Figure data in JSON
********
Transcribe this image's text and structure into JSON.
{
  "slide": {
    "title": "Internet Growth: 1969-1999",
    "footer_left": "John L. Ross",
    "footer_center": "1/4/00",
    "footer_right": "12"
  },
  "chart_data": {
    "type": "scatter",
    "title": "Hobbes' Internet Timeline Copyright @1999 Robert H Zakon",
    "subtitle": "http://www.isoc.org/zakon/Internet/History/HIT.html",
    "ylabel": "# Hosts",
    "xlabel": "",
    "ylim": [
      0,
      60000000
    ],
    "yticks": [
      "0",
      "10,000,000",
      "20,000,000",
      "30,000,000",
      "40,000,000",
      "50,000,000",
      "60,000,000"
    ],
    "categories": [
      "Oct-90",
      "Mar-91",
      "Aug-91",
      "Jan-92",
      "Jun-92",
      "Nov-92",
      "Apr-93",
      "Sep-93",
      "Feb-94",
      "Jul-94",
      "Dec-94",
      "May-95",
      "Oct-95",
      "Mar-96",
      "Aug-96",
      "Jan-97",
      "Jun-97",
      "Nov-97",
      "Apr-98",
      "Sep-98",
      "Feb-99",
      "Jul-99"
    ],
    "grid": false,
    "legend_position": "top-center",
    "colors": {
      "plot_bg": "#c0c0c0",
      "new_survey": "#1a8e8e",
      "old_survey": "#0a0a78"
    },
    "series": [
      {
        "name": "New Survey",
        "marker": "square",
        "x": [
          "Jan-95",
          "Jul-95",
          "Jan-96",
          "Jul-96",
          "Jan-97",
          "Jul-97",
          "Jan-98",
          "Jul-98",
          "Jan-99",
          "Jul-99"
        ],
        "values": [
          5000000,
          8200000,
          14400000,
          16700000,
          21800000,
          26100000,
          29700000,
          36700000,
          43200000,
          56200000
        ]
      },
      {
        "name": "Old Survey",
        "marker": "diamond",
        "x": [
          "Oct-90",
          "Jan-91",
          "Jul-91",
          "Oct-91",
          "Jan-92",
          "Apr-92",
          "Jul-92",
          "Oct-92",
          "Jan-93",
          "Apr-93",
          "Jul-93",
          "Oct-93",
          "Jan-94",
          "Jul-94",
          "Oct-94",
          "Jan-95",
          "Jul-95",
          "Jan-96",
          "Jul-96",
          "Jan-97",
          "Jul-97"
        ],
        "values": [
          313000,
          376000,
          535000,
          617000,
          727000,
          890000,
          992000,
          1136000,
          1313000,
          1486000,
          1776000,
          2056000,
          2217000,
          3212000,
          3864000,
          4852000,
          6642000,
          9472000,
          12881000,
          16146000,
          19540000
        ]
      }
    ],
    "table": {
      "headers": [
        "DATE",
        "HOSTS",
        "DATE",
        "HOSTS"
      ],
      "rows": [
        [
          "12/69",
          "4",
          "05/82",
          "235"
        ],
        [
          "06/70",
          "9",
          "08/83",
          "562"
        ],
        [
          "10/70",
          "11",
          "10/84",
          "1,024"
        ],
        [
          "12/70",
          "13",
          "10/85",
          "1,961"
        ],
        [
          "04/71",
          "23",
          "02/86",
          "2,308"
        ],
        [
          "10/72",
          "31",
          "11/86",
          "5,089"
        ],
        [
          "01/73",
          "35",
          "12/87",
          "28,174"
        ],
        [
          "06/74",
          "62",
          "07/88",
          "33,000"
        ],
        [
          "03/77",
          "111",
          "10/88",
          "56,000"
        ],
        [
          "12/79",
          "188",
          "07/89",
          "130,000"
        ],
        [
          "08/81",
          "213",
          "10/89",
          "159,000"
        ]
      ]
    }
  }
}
********
Copy out the whole listing exactly; please set it all down.

Transcribe this image's text and structure into JSON.
{
  "slide": {
    "title": "Internet Growth: 1969-1999",
    "footer_left": "John L. Ross",
    "footer_center": "1/4/00",
    "footer_right": "12"
  },
  "chart_data": {
    "type": "scatter",
    "title": "Hobbes' Internet Timeline Copyright @1999 Robert H Zakon",
    "subtitle": "http://www.isoc.org/zakon/Internet/History/HIT.html",
    "ylabel": "# Hosts",
    "xlabel": "",
    "ylim": [
      0,
      60000000
    ],
    "yticks": [
      "0",
      "10,000,000",
      "20,000,000",
      "30,000,000",
      "40,000,000",
      "50,000,000",
      "60,000,000"
    ],
    "categories": [
      "Oct-90",
      "Mar-91",
      "Aug-91",
      "Jan-92",
      "Jun-92",
      "Nov-92",
      "Apr-93",
      "Sep-93",
      "Feb-94",
      "Jul-94",
      "Dec-94",
      "May-95",
      "Oct-95",
      "Mar-96",
      "Aug-96",
      "Jan-97",
      "Jun-97",
      "Nov-97",
      "Apr-98",
      "Sep-98",
      "Feb-99",
      "Jul-99"
    ],
    "grid": false,
    "legend_position": "top-center",
    "colors": {
      "plot_bg": "#c0c0c0",
      "new_survey": "#1a8e8e",
      "old_survey": "#0a0a78"
    },
    "series": [
      {
        "name": "New Survey",
        "marker": "square",
        "x": [
          "Jan-95",
          "Jul-95",
          "Jan-96",
          "Jul-96",
          "Jan-97",
          "Jul-97",
          "Jan-98",
          "Jul-98",
          "Jan-99",
          "Jul-99"
        ],
        "values": [
          5000000,
          8200000,
          14400000,
          16700000,
          21800000,
          26100000,
          29700000,
          36700000,
          43200000,
          56200000
        ]
      },
      {
        "name": "Old Survey",
        "marker": "diamond",
        "x": [
          "Oct-90",
          "Jan-91",
          "Jul-91",
          "Oct-91",
          "Jan-92",
          "Apr-92",
          "Jul-92",
          "Oct-92",
          "Jan-93",
          "Apr-93",
          "Jul-93",
          "Oct-93",
          "Jan-94",
          "Jul-94",
          "Oct-94",
          "Jan-95",
          "Jul-95",
          "Jan-96",
          "Jul-96",
          "Jan-97",
          "Jul-97"
        ],
        "values": [
          313000,
          376000,
          535000,
          617000,
          727000,
          890000,
          992000,
          1136000,
          1313000,
          1486000,
          1776000,
          2056000,
          2217000,
          3212000,
          3864000,
          4852000,
          6642000,
          9472000,
          12881000,
          16146000,
          19540000
        ]
      }
    ],
    "table": {
      "headers": [
        "DATE",
        "HOSTS",
        "DATE",
        "HOSTS"
      ],
      "rows": [
        [
          "12/69",
          "4",
          "05/82",
          "235"
        ],
        [
          "06/70",
          "9",
          "08/83",
          "562"
        ],
        [
          "10/70",
          "11",
          "10/84",
          "1,024"
        ],
        [
          "12/70",
          "13",
          "10/85",
          "1,961"
        ],
        [
          "04/71",
          "23",
          "02/86",
          "2,308"
        ],
        [
          "10/72",
          "31",
          "11/86",
          "5,089"
        ],
        [
          "01/73",
          "35",
          "12/87",
          "28,174"
        ],
        [
          "06/74",
          "62",
          "07/88",
          "33,000"
        ],
        [
          "03/77",
          "111",
          "10/88",
          "56,000"
        ],
        [
          "12/79",
          "188",
          "07/89",
          "130,000"
        ],
        [
          "08/81",
          "213",
          "10/89",
          "159,000"
        ]
      ]
    }
  }
}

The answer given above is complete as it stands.